STORED ROWS:
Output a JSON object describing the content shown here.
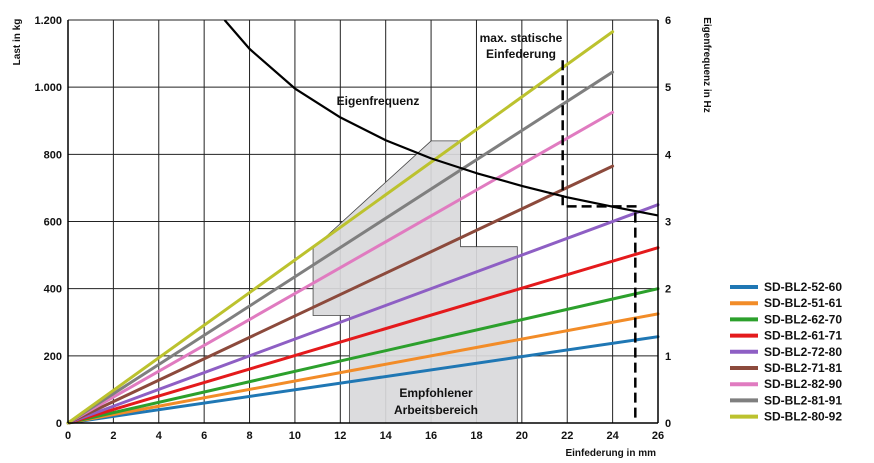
{
  "chart_data": {
    "type": "line",
    "x_axis": {
      "label": "Einfederung in mm",
      "range": [
        0,
        26
      ],
      "ticks": [
        0,
        2,
        4,
        6,
        8,
        10,
        12,
        14,
        16,
        18,
        20,
        22,
        24,
        26
      ],
      "tick_labels": [
        "0",
        "2",
        "4",
        "6",
        "8",
        "10",
        "12",
        "14",
        "16",
        "18",
        "20",
        "22",
        "24",
        "26"
      ]
    },
    "y_axis_left": {
      "label": "Last in kg",
      "range": [
        0,
        1200
      ],
      "ticks": [
        0,
        200,
        400,
        600,
        800,
        1000,
        1200
      ],
      "tick_labels": [
        "0",
        "200",
        "400",
        "600",
        "800",
        "1.000",
        "1.200"
      ]
    },
    "y_axis_right": {
      "label": "Eigenfrequenz in Hz",
      "range": [
        0,
        6
      ],
      "ticks": [
        0,
        1,
        2,
        3,
        4,
        5,
        6
      ],
      "tick_labels": [
        "0",
        "1",
        "2",
        "3",
        "4",
        "5",
        "6"
      ]
    },
    "grid": true,
    "series": [
      {
        "name": "SD-BL2-52-60",
        "color": "#1f77b4",
        "x": [
          0,
          26
        ],
        "y": [
          0,
          257
        ]
      },
      {
        "name": "SD-BL2-51-61",
        "color": "#f28c28",
        "x": [
          0,
          26
        ],
        "y": [
          0,
          325
        ]
      },
      {
        "name": "SD-BL2-62-70",
        "color": "#2ca02c",
        "x": [
          0,
          26
        ],
        "y": [
          0,
          400
        ]
      },
      {
        "name": "SD-BL2-61-71",
        "color": "#e41a1c",
        "x": [
          0,
          26
        ],
        "y": [
          0,
          522
        ]
      },
      {
        "name": "SD-BL2-72-80",
        "color": "#8e5fc4",
        "x": [
          0,
          26
        ],
        "y": [
          0,
          650
        ]
      },
      {
        "name": "SD-BL2-71-81",
        "color": "#8c4a3c",
        "x": [
          0,
          24
        ],
        "y": [
          0,
          765
        ]
      },
      {
        "name": "SD-BL2-82-90",
        "color": "#e07bc0",
        "x": [
          0,
          24
        ],
        "y": [
          0,
          925
        ]
      },
      {
        "name": "SD-BL2-81-91",
        "color": "#7f7f7f",
        "x": [
          0,
          24
        ],
        "y": [
          0,
          1045
        ]
      },
      {
        "name": "SD-BL2-80-92",
        "color": "#bcc22e",
        "x": [
          0,
          24
        ],
        "y": [
          0,
          1165
        ]
      }
    ],
    "eigenfrequenz_curve": {
      "name": "Eigenfrequenz",
      "color": "#000000",
      "axis": "right",
      "x": [
        6.9,
        8,
        10,
        12,
        14,
        16,
        18,
        20,
        22,
        24,
        26
      ],
      "y": [
        6.0,
        5.57,
        4.98,
        4.55,
        4.21,
        3.94,
        3.72,
        3.53,
        3.36,
        3.22,
        3.09
      ]
    },
    "recommended_area": {
      "label_line1": "Empfohlener",
      "label_line2": "Arbeitsbereich",
      "x": [
        10.8,
        10.8,
        12.4,
        12.4,
        19.8,
        19.8,
        17.3,
        17.3,
        16.0,
        10.8
      ],
      "y": [
        520,
        320,
        320,
        0,
        0,
        525,
        525,
        840,
        840,
        520
      ]
    },
    "max_static_deflection": {
      "label_line1": "max. statische",
      "label_line2": "Einfederung",
      "dashed_paths": [
        {
          "x": [
            21.8,
            21.8,
            25.0,
            25.0
          ],
          "y": [
            1080,
            645,
            645,
            0
          ]
        }
      ]
    },
    "legend_position": "right"
  }
}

THE EXERCISE: Keep the pictures out and write out the records exactly.

TASK RESULT:
Output a JSON object describing the content shown here.
{
  "chart_data": {
    "type": "line",
    "x_axis": {
      "label": "Einfederung in mm",
      "range": [
        0,
        26
      ],
      "ticks": [
        0,
        2,
        4,
        6,
        8,
        10,
        12,
        14,
        16,
        18,
        20,
        22,
        24,
        26
      ],
      "tick_labels": [
        "0",
        "2",
        "4",
        "6",
        "8",
        "10",
        "12",
        "14",
        "16",
        "18",
        "20",
        "22",
        "24",
        "26"
      ]
    },
    "y_axis_left": {
      "label": "Last in kg",
      "range": [
        0,
        1200
      ],
      "ticks": [
        0,
        200,
        400,
        600,
        800,
        1000,
        1200
      ],
      "tick_labels": [
        "0",
        "200",
        "400",
        "600",
        "800",
        "1.000",
        "1.200"
      ]
    },
    "y_axis_right": {
      "label": "Eigenfrequenz in Hz",
      "range": [
        0,
        6
      ],
      "ticks": [
        0,
        1,
        2,
        3,
        4,
        5,
        6
      ],
      "tick_labels": [
        "0",
        "1",
        "2",
        "3",
        "4",
        "5",
        "6"
      ]
    },
    "grid": true,
    "series": [
      {
        "name": "SD-BL2-52-60",
        "color": "#1f77b4",
        "x": [
          0,
          26
        ],
        "y": [
          0,
          257
        ]
      },
      {
        "name": "SD-BL2-51-61",
        "color": "#f28c28",
        "x": [
          0,
          26
        ],
        "y": [
          0,
          325
        ]
      },
      {
        "name": "SD-BL2-62-70",
        "color": "#2ca02c",
        "x": [
          0,
          26
        ],
        "y": [
          0,
          400
        ]
      },
      {
        "name": "SD-BL2-61-71",
        "color": "#e41a1c",
        "x": [
          0,
          26
        ],
        "y": [
          0,
          522
        ]
      },
      {
        "name": "SD-BL2-72-80",
        "color": "#8e5fc4",
        "x": [
          0,
          26
        ],
        "y": [
          0,
          650
        ]
      },
      {
        "name": "SD-BL2-71-81",
        "color": "#8c4a3c",
        "x": [
          0,
          24
        ],
        "y": [
          0,
          765
        ]
      },
      {
        "name": "SD-BL2-82-90",
        "color": "#e07bc0",
        "x": [
          0,
          24
        ],
        "y": [
          0,
          925
        ]
      },
      {
        "name": "SD-BL2-81-91",
        "color": "#7f7f7f",
        "x": [
          0,
          24
        ],
        "y": [
          0,
          1045
        ]
      },
      {
        "name": "SD-BL2-80-92",
        "color": "#bcc22e",
        "x": [
          0,
          24
        ],
        "y": [
          0,
          1165
        ]
      }
    ],
    "eigenfrequenz_curve": {
      "name": "Eigenfrequenz",
      "color": "#000000",
      "axis": "right",
      "x": [
        6.9,
        8,
        10,
        12,
        14,
        16,
        18,
        20,
        22,
        24,
        26
      ],
      "y": [
        6.0,
        5.57,
        4.98,
        4.55,
        4.21,
        3.94,
        3.72,
        3.53,
        3.36,
        3.22,
        3.09
      ]
    },
    "recommended_area": {
      "label_line1": "Empfohlener",
      "label_line2": "Arbeitsbereich",
      "x": [
        10.8,
        10.8,
        12.4,
        12.4,
        19.8,
        19.8,
        17.3,
        17.3,
        16.0,
        10.8
      ],
      "y": [
        520,
        320,
        320,
        0,
        0,
        525,
        525,
        840,
        840,
        520
      ]
    },
    "max_static_deflection": {
      "label_line1": "max. statische",
      "label_line2": "Einfederung",
      "dashed_paths": [
        {
          "x": [
            21.8,
            21.8,
            25.0,
            25.0
          ],
          "y": [
            1080,
            645,
            645,
            0
          ]
        }
      ]
    },
    "legend_position": "right"
  }
}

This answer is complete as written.